(Figure record listings)
##############################
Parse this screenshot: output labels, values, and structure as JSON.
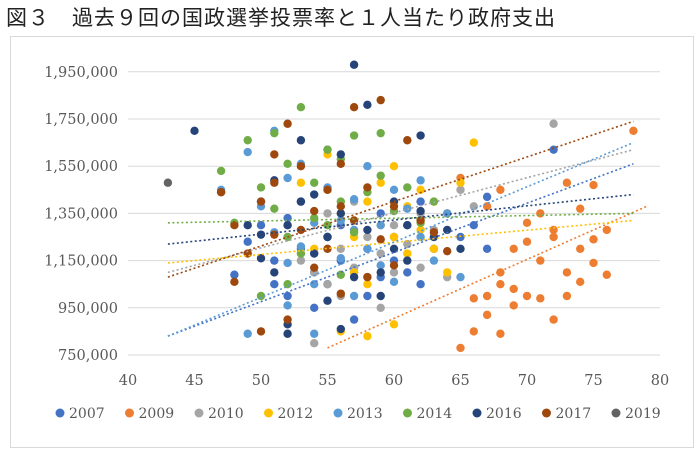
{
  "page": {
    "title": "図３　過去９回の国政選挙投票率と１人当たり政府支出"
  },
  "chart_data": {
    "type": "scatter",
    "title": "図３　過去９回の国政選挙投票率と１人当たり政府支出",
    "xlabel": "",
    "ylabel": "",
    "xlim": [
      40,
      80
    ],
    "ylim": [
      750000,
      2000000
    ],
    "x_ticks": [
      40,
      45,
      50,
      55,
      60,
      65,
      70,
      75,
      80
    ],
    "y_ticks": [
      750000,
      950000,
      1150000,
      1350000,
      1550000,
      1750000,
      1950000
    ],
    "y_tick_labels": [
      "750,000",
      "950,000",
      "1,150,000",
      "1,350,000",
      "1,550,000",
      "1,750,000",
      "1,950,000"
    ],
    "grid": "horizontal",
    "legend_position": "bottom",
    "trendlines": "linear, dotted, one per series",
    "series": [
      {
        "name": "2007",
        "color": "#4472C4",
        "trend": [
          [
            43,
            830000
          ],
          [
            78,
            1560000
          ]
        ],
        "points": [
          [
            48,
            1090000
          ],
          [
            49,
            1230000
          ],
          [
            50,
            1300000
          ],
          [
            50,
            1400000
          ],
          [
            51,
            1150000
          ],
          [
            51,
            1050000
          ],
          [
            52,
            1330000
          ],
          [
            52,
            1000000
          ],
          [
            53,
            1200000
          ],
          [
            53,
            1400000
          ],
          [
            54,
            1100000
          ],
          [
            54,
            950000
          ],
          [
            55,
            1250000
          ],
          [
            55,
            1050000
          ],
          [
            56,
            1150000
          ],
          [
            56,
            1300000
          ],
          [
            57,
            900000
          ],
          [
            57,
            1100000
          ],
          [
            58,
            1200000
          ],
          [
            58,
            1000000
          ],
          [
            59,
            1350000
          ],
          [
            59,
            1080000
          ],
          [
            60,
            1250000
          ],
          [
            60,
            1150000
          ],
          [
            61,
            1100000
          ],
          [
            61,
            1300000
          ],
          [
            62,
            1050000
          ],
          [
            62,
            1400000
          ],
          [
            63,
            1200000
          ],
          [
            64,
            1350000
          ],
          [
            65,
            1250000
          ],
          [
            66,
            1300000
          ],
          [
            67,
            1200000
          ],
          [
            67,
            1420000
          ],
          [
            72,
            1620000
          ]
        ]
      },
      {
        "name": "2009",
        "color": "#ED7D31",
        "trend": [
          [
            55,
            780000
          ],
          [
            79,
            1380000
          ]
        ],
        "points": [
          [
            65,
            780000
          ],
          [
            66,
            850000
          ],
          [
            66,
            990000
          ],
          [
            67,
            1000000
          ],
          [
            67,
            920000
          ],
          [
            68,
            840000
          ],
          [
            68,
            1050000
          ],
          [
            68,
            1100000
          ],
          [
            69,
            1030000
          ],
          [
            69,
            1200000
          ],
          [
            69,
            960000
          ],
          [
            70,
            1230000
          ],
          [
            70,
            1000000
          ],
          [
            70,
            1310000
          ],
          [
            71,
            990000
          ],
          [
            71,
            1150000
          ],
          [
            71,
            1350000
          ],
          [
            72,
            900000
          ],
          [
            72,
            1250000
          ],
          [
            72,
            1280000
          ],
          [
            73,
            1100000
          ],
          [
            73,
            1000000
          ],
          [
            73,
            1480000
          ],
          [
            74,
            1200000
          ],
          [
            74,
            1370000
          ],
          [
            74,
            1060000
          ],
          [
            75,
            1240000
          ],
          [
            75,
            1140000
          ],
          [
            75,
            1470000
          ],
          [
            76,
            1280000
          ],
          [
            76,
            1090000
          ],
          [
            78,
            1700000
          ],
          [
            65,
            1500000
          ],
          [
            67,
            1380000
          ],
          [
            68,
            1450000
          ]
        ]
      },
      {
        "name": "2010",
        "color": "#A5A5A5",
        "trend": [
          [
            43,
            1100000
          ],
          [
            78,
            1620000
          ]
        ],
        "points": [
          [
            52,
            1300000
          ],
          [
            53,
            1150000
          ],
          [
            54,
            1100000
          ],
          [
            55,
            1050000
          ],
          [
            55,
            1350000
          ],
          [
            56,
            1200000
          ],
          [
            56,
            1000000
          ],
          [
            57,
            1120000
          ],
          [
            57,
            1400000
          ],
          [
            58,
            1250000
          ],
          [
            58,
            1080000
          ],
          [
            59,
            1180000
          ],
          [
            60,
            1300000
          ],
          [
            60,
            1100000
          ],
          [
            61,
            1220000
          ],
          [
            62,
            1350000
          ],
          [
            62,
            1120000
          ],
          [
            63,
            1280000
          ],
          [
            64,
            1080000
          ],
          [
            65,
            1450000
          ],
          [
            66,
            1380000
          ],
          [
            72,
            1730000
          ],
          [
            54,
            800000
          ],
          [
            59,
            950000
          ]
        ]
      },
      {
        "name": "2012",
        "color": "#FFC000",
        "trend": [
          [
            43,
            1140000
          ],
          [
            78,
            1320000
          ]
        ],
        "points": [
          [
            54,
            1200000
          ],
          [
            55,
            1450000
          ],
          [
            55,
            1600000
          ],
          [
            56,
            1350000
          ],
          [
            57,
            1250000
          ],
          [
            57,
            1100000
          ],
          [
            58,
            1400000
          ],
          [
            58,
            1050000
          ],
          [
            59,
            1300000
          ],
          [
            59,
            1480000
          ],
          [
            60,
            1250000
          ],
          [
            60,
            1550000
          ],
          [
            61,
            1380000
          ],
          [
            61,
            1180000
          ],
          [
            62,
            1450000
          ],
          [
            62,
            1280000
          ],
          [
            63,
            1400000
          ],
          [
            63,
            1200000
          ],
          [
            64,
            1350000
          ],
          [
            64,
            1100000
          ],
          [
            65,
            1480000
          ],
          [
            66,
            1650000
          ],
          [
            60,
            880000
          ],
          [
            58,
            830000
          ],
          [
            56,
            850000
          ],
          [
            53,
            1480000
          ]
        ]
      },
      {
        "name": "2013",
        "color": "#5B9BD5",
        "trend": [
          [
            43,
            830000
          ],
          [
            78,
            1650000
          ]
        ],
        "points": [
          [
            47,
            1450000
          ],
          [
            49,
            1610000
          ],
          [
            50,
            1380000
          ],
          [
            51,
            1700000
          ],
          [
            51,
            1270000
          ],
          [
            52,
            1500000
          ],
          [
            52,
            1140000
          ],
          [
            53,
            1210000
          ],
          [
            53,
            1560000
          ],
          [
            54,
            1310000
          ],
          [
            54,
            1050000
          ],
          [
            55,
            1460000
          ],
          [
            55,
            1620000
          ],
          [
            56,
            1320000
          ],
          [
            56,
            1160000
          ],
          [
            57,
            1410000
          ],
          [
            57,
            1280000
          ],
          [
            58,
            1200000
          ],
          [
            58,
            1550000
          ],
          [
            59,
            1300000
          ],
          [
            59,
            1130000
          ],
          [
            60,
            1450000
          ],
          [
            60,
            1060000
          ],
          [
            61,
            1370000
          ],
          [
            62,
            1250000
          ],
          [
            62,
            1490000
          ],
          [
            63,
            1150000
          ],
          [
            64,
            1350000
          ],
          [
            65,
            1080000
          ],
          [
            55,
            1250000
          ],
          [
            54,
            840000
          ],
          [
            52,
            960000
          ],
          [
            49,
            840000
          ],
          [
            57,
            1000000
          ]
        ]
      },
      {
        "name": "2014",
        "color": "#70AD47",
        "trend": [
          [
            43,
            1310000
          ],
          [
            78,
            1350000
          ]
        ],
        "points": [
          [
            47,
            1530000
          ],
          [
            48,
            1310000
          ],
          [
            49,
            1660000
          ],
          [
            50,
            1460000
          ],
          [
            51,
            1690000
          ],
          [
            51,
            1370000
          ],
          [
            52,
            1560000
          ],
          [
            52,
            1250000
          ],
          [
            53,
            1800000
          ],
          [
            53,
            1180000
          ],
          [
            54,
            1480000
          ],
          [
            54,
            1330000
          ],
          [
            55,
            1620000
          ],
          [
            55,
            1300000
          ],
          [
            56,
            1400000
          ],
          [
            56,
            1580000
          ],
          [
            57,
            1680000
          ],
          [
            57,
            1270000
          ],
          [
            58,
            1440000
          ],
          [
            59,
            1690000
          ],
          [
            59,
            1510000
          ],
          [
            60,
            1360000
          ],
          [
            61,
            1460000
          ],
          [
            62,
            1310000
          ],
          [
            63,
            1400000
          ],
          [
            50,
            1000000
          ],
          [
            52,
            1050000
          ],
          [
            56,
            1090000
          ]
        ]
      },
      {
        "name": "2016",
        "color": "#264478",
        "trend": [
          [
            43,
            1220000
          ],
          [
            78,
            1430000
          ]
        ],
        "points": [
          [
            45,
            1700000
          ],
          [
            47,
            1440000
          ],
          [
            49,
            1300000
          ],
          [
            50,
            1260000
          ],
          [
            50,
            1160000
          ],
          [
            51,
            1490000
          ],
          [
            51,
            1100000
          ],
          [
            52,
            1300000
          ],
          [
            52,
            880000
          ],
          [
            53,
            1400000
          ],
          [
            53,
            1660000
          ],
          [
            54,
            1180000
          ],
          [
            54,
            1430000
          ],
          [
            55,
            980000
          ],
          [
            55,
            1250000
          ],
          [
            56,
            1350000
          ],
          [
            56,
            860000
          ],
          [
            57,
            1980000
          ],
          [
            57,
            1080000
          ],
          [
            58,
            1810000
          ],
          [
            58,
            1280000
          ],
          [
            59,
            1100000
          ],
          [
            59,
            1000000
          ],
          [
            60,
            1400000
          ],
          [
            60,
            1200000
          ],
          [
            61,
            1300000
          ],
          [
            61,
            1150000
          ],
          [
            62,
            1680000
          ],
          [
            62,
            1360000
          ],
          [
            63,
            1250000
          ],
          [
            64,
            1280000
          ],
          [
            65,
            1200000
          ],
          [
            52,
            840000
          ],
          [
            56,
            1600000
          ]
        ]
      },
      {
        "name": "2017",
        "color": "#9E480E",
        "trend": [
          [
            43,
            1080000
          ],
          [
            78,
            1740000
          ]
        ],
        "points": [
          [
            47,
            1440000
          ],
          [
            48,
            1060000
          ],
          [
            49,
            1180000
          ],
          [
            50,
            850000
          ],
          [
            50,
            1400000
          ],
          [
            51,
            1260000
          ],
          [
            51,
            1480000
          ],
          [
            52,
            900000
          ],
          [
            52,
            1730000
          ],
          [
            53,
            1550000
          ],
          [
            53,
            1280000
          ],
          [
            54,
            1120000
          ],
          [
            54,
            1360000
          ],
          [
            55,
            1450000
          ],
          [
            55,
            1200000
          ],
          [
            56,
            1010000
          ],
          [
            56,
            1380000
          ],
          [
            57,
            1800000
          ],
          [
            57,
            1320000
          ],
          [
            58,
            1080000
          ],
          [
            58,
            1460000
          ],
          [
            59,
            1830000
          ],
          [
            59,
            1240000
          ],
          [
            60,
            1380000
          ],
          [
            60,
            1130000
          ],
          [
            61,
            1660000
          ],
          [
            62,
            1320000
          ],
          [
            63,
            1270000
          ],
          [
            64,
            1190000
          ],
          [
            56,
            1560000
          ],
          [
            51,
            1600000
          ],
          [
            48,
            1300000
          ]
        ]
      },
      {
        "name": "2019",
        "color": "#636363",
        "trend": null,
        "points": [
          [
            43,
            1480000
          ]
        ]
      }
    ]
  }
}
##############################
Read through the lines above and collect those that contain the string "name".

        "name": "2007",
        "name": "2009",
        "name": "2010",
        "name": "2012",
        "name": "2013",
        "name": "2014",
        "name": "2016",
        "name": "2017",
        "name": "2019",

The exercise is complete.